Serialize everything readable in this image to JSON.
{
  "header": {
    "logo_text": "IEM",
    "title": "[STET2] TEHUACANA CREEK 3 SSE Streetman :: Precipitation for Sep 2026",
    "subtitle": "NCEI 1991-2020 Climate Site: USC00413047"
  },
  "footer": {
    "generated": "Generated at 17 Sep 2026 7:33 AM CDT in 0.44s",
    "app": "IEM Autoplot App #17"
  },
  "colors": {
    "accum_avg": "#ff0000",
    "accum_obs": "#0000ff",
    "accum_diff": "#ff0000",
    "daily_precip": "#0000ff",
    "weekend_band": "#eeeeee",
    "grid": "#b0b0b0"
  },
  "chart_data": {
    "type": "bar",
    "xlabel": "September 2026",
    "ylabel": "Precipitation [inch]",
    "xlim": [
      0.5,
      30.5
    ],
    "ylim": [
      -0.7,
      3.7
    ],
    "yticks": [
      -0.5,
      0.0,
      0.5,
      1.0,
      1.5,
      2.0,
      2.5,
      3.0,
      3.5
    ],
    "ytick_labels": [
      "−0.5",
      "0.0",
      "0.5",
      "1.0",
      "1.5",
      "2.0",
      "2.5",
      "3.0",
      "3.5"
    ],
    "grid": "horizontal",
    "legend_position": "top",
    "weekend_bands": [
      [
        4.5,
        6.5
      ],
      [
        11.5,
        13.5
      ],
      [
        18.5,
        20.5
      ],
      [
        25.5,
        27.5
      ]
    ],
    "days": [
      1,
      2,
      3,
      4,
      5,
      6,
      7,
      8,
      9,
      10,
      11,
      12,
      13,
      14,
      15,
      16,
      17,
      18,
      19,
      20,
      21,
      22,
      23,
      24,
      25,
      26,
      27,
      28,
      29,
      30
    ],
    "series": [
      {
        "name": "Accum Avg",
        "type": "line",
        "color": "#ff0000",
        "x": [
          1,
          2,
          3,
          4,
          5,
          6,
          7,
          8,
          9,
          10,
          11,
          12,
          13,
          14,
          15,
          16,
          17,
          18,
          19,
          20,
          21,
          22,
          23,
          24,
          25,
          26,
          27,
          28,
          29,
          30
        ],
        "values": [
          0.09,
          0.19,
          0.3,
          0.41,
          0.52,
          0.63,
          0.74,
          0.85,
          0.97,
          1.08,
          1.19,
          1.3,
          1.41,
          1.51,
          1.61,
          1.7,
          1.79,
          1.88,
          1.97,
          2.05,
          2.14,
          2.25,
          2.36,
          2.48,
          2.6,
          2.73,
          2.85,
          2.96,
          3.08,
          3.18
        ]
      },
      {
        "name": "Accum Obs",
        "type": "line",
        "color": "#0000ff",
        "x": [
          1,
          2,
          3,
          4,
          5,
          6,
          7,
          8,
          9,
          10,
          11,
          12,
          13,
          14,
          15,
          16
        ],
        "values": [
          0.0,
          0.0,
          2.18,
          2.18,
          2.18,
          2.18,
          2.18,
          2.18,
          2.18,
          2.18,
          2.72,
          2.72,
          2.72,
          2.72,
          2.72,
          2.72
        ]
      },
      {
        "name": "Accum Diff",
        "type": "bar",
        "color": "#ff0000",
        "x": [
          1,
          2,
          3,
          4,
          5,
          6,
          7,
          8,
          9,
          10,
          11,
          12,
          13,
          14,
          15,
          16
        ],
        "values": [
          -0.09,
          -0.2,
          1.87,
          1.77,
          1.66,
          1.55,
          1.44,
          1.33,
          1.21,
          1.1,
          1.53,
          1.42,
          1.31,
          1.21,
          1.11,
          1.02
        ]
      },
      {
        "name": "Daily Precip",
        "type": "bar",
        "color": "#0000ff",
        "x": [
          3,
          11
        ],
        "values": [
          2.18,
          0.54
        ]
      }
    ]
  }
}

• • • •

## Goal
Extract the data in full. Keep it word for word.

## Result of the exercise
Serialize everything readable in this image to JSON.
{
  "header": {
    "logo_text": "IEM",
    "title": "[STET2] TEHUACANA CREEK 3 SSE Streetman :: Precipitation for Sep 2026",
    "subtitle": "NCEI 1991-2020 Climate Site: USC00413047"
  },
  "footer": {
    "generated": "Generated at 17 Sep 2026 7:33 AM CDT in 0.44s",
    "app": "IEM Autoplot App #17"
  },
  "colors": {
    "accum_avg": "#ff0000",
    "accum_obs": "#0000ff",
    "accum_diff": "#ff0000",
    "daily_precip": "#0000ff",
    "weekend_band": "#eeeeee",
    "grid": "#b0b0b0"
  },
  "chart_data": {
    "type": "bar",
    "xlabel": "September 2026",
    "ylabel": "Precipitation [inch]",
    "xlim": [
      0.5,
      30.5
    ],
    "ylim": [
      -0.7,
      3.7
    ],
    "yticks": [
      -0.5,
      0.0,
      0.5,
      1.0,
      1.5,
      2.0,
      2.5,
      3.0,
      3.5
    ],
    "ytick_labels": [
      "−0.5",
      "0.0",
      "0.5",
      "1.0",
      "1.5",
      "2.0",
      "2.5",
      "3.0",
      "3.5"
    ],
    "grid": "horizontal",
    "legend_position": "top",
    "weekend_bands": [
      [
        4.5,
        6.5
      ],
      [
        11.5,
        13.5
      ],
      [
        18.5,
        20.5
      ],
      [
        25.5,
        27.5
      ]
    ],
    "days": [
      1,
      2,
      3,
      4,
      5,
      6,
      7,
      8,
      9,
      10,
      11,
      12,
      13,
      14,
      15,
      16,
      17,
      18,
      19,
      20,
      21,
      22,
      23,
      24,
      25,
      26,
      27,
      28,
      29,
      30
    ],
    "series": [
      {
        "name": "Accum Avg",
        "type": "line",
        "color": "#ff0000",
        "x": [
          1,
          2,
          3,
          4,
          5,
          6,
          7,
          8,
          9,
          10,
          11,
          12,
          13,
          14,
          15,
          16,
          17,
          18,
          19,
          20,
          21,
          22,
          23,
          24,
          25,
          26,
          27,
          28,
          29,
          30
        ],
        "values": [
          0.09,
          0.19,
          0.3,
          0.41,
          0.52,
          0.63,
          0.74,
          0.85,
          0.97,
          1.08,
          1.19,
          1.3,
          1.41,
          1.51,
          1.61,
          1.7,
          1.79,
          1.88,
          1.97,
          2.05,
          2.14,
          2.25,
          2.36,
          2.48,
          2.6,
          2.73,
          2.85,
          2.96,
          3.08,
          3.18
        ]
      },
      {
        "name": "Accum Obs",
        "type": "line",
        "color": "#0000ff",
        "x": [
          1,
          2,
          3,
          4,
          5,
          6,
          7,
          8,
          9,
          10,
          11,
          12,
          13,
          14,
          15,
          16
        ],
        "values": [
          0.0,
          0.0,
          2.18,
          2.18,
          2.18,
          2.18,
          2.18,
          2.18,
          2.18,
          2.18,
          2.72,
          2.72,
          2.72,
          2.72,
          2.72,
          2.72
        ]
      },
      {
        "name": "Accum Diff",
        "type": "bar",
        "color": "#ff0000",
        "x": [
          1,
          2,
          3,
          4,
          5,
          6,
          7,
          8,
          9,
          10,
          11,
          12,
          13,
          14,
          15,
          16
        ],
        "values": [
          -0.09,
          -0.2,
          1.87,
          1.77,
          1.66,
          1.55,
          1.44,
          1.33,
          1.21,
          1.1,
          1.53,
          1.42,
          1.31,
          1.21,
          1.11,
          1.02
        ]
      },
      {
        "name": "Daily Precip",
        "type": "bar",
        "color": "#0000ff",
        "x": [
          3,
          11
        ],
        "values": [
          2.18,
          0.54
        ]
      }
    ]
  }
}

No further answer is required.